▶ _What is being asked_: How many lines of these entries include the string "Barbachano"? State the number alone.

§

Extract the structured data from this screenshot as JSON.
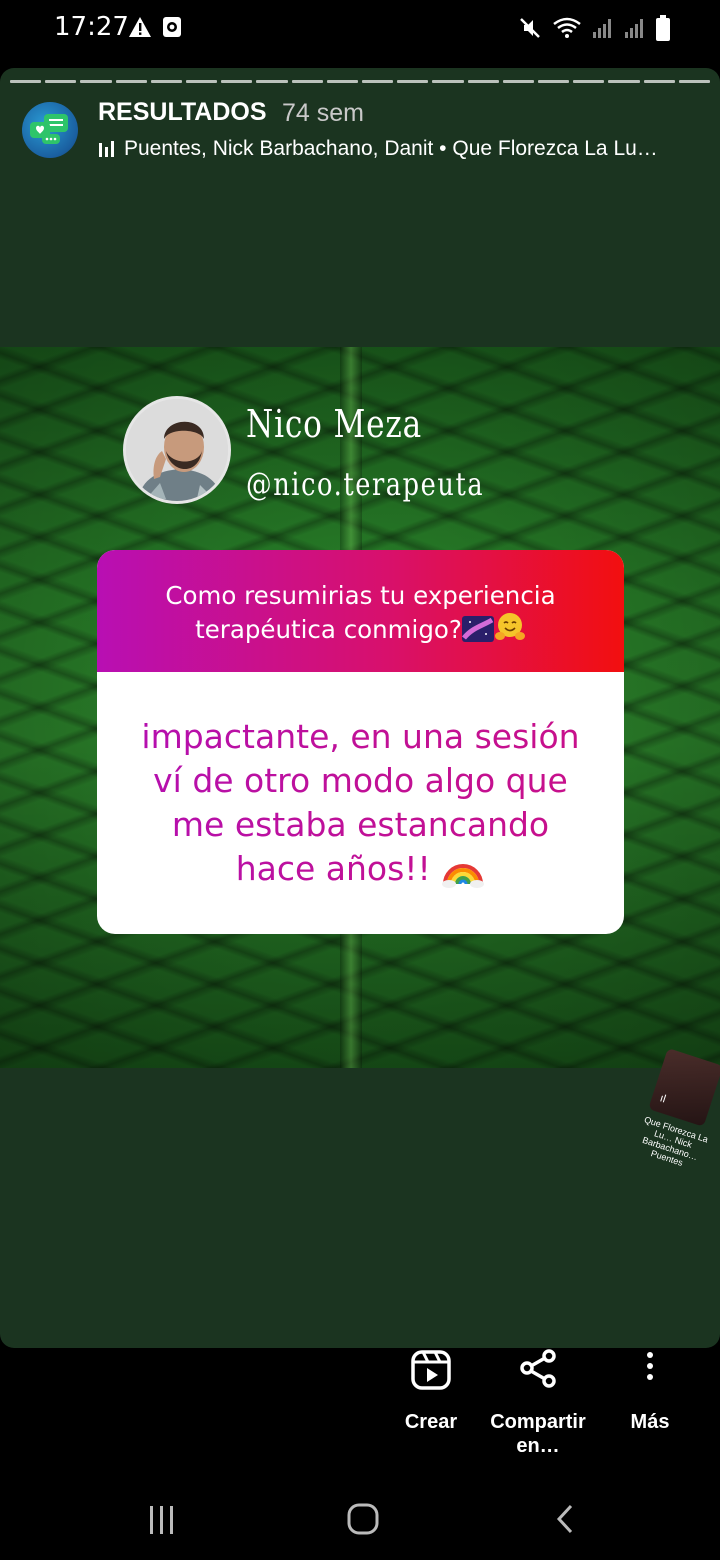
{
  "status_bar": {
    "time": "17:27"
  },
  "story": {
    "title": "RESULTADOS",
    "age": "74 sem",
    "music_text": "Puentes, Nick Barbachano, Danit • Que Florezca La Lu…",
    "progress_segments": 20
  },
  "content": {
    "profile_name": "Nico Meza",
    "profile_handle": "@nico.terapeuta",
    "question": "Como resumirias tu experiencia terapéutica conmigo?",
    "answer": "impactante, en una sesión ví de otro modo algo que me estaba estancando hace años!!",
    "sticker_caption": "Que Florezca La Lu… Nick Barbachano… Puentes"
  },
  "actions": {
    "crear": "Crear",
    "compartir": "Compartir en…",
    "mas": "Más"
  },
  "colors": {
    "story_bg": "#1b3420",
    "question_gradient_start": "#b80fb3",
    "question_gradient_end": "#f20f0f",
    "answer_color": "#c0109a"
  },
  "icons": {
    "warning": "warning-icon",
    "note": "note-icon",
    "mute": "mute-icon",
    "wifi": "wifi-icon",
    "signal": "signal-icon",
    "battery": "battery-icon",
    "reels": "reels-icon",
    "share": "share-icon",
    "more": "more-vertical-icon",
    "recents": "recents-icon",
    "home": "home-icon",
    "back": "back-icon"
  }
}
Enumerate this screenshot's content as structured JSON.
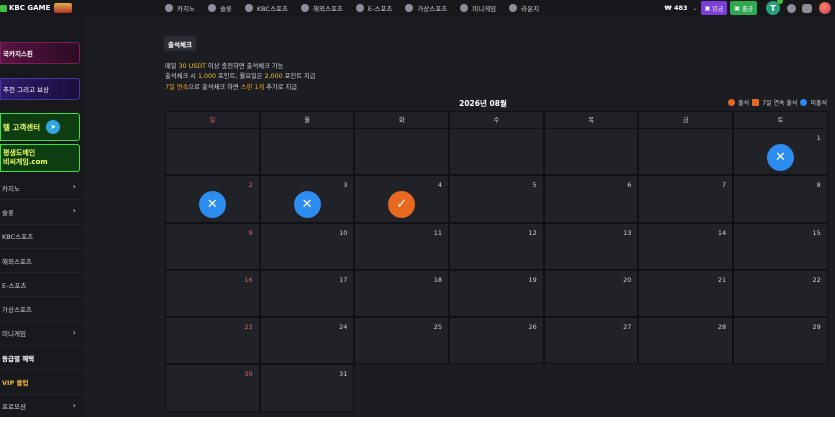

§

▶ _Output of the exercise_: 2